## start Provided records
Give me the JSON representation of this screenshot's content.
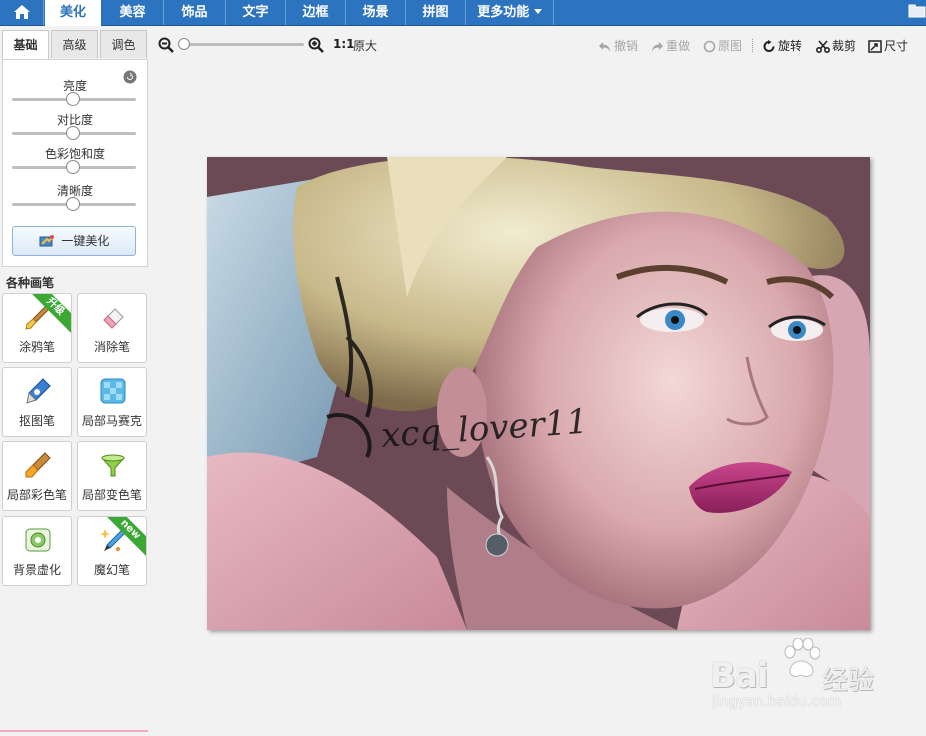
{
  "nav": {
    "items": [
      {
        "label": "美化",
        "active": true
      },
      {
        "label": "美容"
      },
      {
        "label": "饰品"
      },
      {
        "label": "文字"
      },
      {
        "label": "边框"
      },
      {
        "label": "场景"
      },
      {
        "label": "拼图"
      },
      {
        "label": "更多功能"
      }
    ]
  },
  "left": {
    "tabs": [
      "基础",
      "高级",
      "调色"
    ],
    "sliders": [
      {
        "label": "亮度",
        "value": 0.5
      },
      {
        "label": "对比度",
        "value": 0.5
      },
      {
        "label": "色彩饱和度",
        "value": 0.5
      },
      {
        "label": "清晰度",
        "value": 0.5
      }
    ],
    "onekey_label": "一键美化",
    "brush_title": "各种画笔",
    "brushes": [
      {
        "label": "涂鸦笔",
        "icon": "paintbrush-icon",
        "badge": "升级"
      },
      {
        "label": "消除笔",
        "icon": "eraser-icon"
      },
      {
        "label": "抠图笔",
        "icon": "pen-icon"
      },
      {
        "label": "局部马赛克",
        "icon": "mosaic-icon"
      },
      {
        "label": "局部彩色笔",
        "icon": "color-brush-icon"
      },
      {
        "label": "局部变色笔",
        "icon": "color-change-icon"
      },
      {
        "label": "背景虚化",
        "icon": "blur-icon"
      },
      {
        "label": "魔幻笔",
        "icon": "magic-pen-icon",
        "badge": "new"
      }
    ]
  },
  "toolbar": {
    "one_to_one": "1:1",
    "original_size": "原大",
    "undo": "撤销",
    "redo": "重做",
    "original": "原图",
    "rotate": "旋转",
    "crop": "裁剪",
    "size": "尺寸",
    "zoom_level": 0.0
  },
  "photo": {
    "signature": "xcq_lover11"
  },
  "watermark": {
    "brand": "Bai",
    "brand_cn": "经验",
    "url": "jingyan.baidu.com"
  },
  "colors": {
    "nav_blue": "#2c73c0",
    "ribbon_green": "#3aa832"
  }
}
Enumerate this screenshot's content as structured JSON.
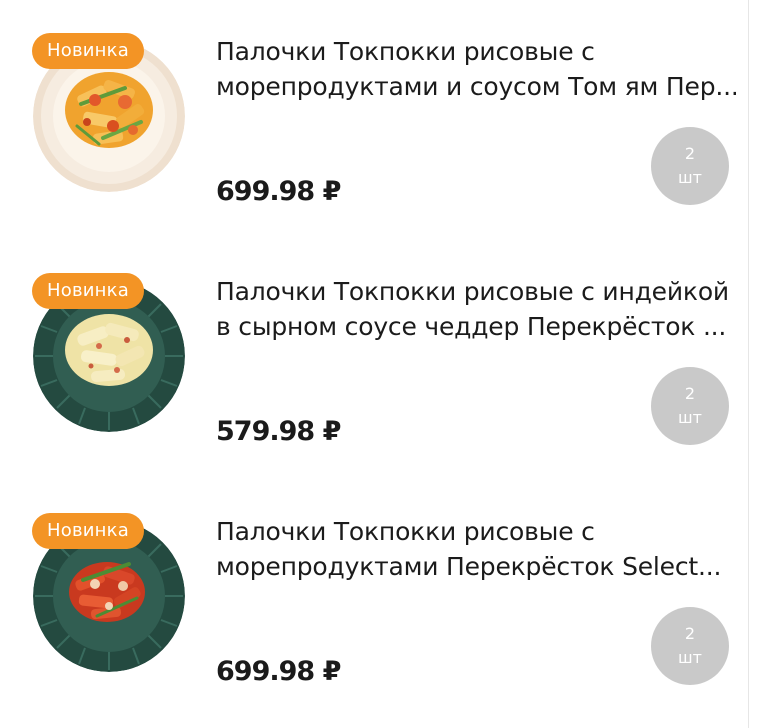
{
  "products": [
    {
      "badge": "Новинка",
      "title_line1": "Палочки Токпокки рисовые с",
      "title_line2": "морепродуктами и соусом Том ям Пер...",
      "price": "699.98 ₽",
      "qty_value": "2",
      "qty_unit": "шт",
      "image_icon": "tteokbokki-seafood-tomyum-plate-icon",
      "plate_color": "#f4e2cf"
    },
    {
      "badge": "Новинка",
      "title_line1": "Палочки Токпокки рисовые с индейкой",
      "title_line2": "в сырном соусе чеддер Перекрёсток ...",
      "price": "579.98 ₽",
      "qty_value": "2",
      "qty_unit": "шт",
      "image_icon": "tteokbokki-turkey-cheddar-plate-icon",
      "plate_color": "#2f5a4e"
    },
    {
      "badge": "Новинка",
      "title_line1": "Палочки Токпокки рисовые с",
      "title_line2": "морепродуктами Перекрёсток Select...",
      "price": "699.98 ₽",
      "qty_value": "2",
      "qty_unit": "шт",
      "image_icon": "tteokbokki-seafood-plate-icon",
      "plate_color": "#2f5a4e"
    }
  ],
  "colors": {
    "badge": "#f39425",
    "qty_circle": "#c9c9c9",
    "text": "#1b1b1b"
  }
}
## end Provided records
From the listing, copy each line containing the word "screenshot".

## Expected answer
Give me the JSON representation of this screenshot's content.
Enumerate this screenshot's content as structured JSON.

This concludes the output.